SHORT PROBLEM: Print the whole listing exactly.
---------- MATERIALS PROVIDED ----------
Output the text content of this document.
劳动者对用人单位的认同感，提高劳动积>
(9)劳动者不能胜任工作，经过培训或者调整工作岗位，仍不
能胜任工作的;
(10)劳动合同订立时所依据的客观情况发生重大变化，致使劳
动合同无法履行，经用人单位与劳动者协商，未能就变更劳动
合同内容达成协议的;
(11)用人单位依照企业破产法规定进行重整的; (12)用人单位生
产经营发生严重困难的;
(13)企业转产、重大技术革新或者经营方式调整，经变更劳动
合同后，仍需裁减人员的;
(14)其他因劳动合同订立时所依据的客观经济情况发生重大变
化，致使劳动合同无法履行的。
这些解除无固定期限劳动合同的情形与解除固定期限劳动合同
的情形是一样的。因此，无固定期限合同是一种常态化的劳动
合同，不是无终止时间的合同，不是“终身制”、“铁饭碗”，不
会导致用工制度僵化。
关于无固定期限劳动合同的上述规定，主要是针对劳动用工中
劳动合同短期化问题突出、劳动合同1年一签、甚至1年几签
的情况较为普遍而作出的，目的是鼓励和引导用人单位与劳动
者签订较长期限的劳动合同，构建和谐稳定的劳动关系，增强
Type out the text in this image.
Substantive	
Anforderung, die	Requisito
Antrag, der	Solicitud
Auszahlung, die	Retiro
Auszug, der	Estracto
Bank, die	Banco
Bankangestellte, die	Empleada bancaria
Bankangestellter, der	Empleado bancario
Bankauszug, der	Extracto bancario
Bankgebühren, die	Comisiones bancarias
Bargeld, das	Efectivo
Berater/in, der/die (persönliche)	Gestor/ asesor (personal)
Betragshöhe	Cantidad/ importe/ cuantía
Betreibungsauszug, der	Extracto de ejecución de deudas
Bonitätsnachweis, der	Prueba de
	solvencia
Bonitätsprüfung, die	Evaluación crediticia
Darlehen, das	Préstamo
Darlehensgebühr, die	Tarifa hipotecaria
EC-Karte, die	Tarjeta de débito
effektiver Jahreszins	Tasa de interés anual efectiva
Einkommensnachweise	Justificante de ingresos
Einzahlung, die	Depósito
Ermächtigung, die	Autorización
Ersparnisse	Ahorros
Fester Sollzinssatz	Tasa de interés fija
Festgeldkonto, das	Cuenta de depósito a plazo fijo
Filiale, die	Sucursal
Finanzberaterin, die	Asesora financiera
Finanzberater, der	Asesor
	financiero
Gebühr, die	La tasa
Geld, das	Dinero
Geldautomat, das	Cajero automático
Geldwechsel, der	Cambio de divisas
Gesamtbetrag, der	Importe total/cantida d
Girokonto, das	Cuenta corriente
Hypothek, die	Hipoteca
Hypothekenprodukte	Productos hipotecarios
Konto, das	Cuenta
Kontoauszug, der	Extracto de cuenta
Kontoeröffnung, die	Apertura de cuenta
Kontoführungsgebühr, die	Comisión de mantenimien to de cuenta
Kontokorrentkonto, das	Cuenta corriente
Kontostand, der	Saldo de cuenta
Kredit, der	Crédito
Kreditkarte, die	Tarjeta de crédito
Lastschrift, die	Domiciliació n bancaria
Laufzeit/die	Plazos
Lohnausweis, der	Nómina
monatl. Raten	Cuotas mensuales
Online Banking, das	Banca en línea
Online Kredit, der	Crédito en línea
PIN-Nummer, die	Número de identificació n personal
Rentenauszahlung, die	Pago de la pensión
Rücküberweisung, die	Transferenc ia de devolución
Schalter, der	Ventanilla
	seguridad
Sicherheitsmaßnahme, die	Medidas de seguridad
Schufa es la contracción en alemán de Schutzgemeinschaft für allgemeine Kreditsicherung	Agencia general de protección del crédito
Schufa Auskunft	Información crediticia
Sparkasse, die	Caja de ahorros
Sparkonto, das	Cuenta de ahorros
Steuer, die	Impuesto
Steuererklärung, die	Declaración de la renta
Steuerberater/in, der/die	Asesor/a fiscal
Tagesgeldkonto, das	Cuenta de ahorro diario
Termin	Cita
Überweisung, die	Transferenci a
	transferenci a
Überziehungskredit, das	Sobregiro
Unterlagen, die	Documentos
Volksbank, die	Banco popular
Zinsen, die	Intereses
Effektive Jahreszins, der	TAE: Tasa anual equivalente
----------
ANSWER BELOW:
Output the text content of this document.
劳动者对用人单位的认同感，提高劳动积>
(9)劳动者不能胜任工作，经过培训或者调整工作岗位，仍不
能胜任工作的;
(10)劳动合同订立时所依据的客观情况发生重大变化，致使劳
动合同无法履行，经用人单位与劳动者协商，未能就变更劳动
合同内容达成协议的;
(11)用人单位依照企业破产法规定进行重整的; (12)用人单位生
产经营发生严重困难的;
(13)企业转产、重大技术革新或者经营方式调整，经变更劳动
合同后，仍需裁减人员的;
(14)其他因劳动合同订立时所依据的客观经济情况发生重大变
化，致使劳动合同无法履行的。
这些解除无固定期限劳动合同的情形与解除固定期限劳动合同
的情形是一样的。因此，无固定期限合同是一种常态化的劳动
合同，不是无终止时间的合同，不是“终身制”、“铁饭碗”，不
会导致用工制度僵化。
关于无固定期限劳动合同的上述规定，主要是针对劳动用工中
劳动合同短期化问题突出、劳动合同1年一签、甚至1年几签
的情况较为普遍而作出的，目的是鼓励和引导用人单位与劳动
者签订较长期限的劳动合同，构建和谐稳定的劳动关系，增强
Type out the text in this image.
Substantive	
Anforderung, die	Requisito
Antrag, der	Solicitud
Auszahlung, die	Retiro
Auszug, der	Estracto
Bank, die	Banco
Bankangestellte, die	Empleada bancaria
Bankangestellter, der	Empleado bancario
Bankauszug, der	Extracto bancario
Bankgebühren, die	Comisiones bancarias
Bargeld, das	Efectivo
Berater/in, der/die (persönliche)	Gestor/ asesor (personal)
Betragshöhe	Cantidad/ importe/ cuantía
Betreibungsauszug, der	Extracto de ejecución de deudas
Bonitätsnachweis, der	Prueba de
	solvencia
Bonitätsprüfung, die	Evaluación crediticia
Darlehen, das	Préstamo
Darlehensgebühr, die	Tarifa hipotecaria
EC-Karte, die	Tarjeta de débito
effektiver Jahreszins	Tasa de interés anual efectiva
Einkommensnachweise	Justificante de ingresos
Einzahlung, die	Depósito
Ermächtigung, die	Autorización
Ersparnisse	Ahorros
Fester Sollzinssatz	Tasa de interés fija
Festgeldkonto, das	Cuenta de depósito a plazo fijo
Filiale, die	Sucursal
Finanzberaterin, die	Asesora financiera
Finanzberater, der	Asesor
	financiero
Gebühr, die	La tasa
Geld, das	Dinero
Geldautomat, das	Cajero automático
Geldwechsel, der	Cambio de divisas
Gesamtbetrag, der	Importe total/cantida d
Girokonto, das	Cuenta corriente
Hypothek, die	Hipoteca
Hypothekenprodukte	Productos hipotecarios
Konto, das	Cuenta
Kontoauszug, der	Extracto de cuenta
Kontoeröffnung, die	Apertura de cuenta
Kontoführungsgebühr, die	Comisión de mantenimien to de cuenta
Kontokorrentkonto, das	Cuenta corriente
Kontostand, der	Saldo de cuenta
Kredit, der	Crédito
Kreditkarte, die	Tarjeta de crédito
Lastschrift, die	Domiciliació n bancaria
Laufzeit/die	Plazos
Lohnausweis, der	Nómina
monatl. Raten	Cuotas mensuales
Online Banking, das	Banca en línea
Online Kredit, der	Crédito en línea
PIN-Nummer, die	Número de identificació n personal
Rentenauszahlung, die	Pago de la pensión
Rücküberweisung, die	Transferenc ia de devolución
Schalter, der	Ventanilla
	seguridad
Sicherheitsmaßnahme, die	Medidas de seguridad
Schufa es la contracción en alemán de Schutzgemeinschaft für allgemeine Kreditsicherung	Agencia general de protección del crédito
Schufa Auskunft	Información crediticia
Sparkasse, die	Caja de ahorros
Sparkonto, das	Cuenta de ahorros
Steuer, die	Impuesto
Steuererklärung, die	Declaración de la renta
Steuerberater/in, der/die	Asesor/a fiscal
Tagesgeldkonto, das	Cuenta de ahorro diario
Termin	Cita
Überweisung, die	Transferenci a
	transferenci a
Überziehungskredit, das	Sobregiro
Unterlagen, die	Documentos
Volksbank, die	Banco popular
Zinsen, die	Intereses
Effektive Jahreszins, der	TAE: Tasa anual equivalente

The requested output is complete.